→ What is expected: All records must be quoted exactly. Omit the pictures.

→ Input rows:
══════

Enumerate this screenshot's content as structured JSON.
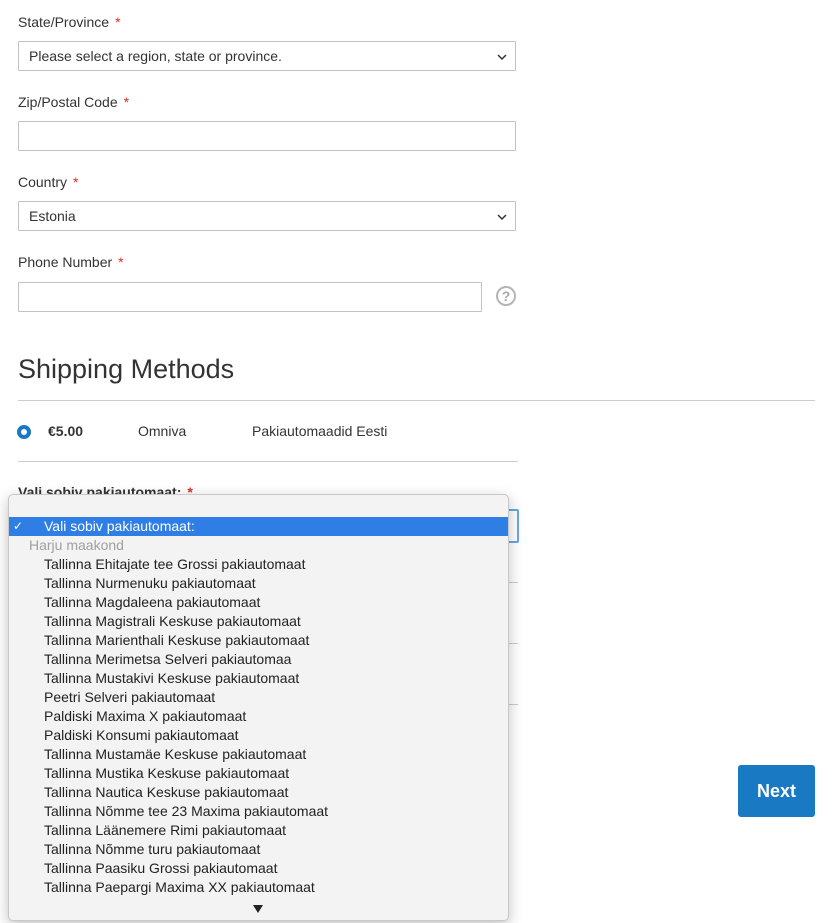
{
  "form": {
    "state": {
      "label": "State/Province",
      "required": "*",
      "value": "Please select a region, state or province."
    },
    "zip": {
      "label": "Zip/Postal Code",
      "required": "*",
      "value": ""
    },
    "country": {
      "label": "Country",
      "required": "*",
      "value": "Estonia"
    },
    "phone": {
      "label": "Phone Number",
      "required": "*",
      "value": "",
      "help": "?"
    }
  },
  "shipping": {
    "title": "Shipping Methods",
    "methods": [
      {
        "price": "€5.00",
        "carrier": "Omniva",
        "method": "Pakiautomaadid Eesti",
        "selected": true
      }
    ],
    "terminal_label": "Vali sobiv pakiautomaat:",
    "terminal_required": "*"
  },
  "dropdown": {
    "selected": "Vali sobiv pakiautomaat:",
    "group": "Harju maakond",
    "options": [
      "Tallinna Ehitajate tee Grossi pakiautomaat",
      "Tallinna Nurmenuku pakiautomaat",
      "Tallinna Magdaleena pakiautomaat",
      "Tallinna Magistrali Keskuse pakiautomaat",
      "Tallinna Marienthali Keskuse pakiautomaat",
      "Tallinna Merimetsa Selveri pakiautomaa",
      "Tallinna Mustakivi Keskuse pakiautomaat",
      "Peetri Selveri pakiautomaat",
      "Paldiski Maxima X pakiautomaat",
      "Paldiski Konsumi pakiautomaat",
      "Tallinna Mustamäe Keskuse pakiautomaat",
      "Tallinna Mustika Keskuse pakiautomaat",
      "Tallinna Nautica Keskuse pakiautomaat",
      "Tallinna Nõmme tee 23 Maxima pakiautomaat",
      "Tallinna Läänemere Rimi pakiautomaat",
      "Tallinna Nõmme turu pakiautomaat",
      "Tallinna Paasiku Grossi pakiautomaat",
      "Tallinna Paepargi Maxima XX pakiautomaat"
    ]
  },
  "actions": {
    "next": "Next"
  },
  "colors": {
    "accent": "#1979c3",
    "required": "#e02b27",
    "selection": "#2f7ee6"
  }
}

══════

→ Task result:
Enumerate this screenshot's content as structured JSON.
{
  "form": {
    "state": {
      "label": "State/Province",
      "required": "*",
      "value": "Please select a region, state or province."
    },
    "zip": {
      "label": "Zip/Postal Code",
      "required": "*",
      "value": ""
    },
    "country": {
      "label": "Country",
      "required": "*",
      "value": "Estonia"
    },
    "phone": {
      "label": "Phone Number",
      "required": "*",
      "value": "",
      "help": "?"
    }
  },
  "shipping": {
    "title": "Shipping Methods",
    "methods": [
      {
        "price": "€5.00",
        "carrier": "Omniva",
        "method": "Pakiautomaadid Eesti",
        "selected": true
      }
    ],
    "terminal_label": "Vali sobiv pakiautomaat:",
    "terminal_required": "*"
  },
  "dropdown": {
    "selected": "Vali sobiv pakiautomaat:",
    "group": "Harju maakond",
    "options": [
      "Tallinna Ehitajate tee Grossi pakiautomaat",
      "Tallinna Nurmenuku pakiautomaat",
      "Tallinna Magdaleena pakiautomaat",
      "Tallinna Magistrali Keskuse pakiautomaat",
      "Tallinna Marienthali Keskuse pakiautomaat",
      "Tallinna Merimetsa Selveri pakiautomaa",
      "Tallinna Mustakivi Keskuse pakiautomaat",
      "Peetri Selveri pakiautomaat",
      "Paldiski Maxima X pakiautomaat",
      "Paldiski Konsumi pakiautomaat",
      "Tallinna Mustamäe Keskuse pakiautomaat",
      "Tallinna Mustika Keskuse pakiautomaat",
      "Tallinna Nautica Keskuse pakiautomaat",
      "Tallinna Nõmme tee 23 Maxima pakiautomaat",
      "Tallinna Läänemere Rimi pakiautomaat",
      "Tallinna Nõmme turu pakiautomaat",
      "Tallinna Paasiku Grossi pakiautomaat",
      "Tallinna Paepargi Maxima XX pakiautomaat"
    ]
  },
  "actions": {
    "next": "Next"
  },
  "colors": {
    "accent": "#1979c3",
    "required": "#e02b27",
    "selection": "#2f7ee6"
  }
}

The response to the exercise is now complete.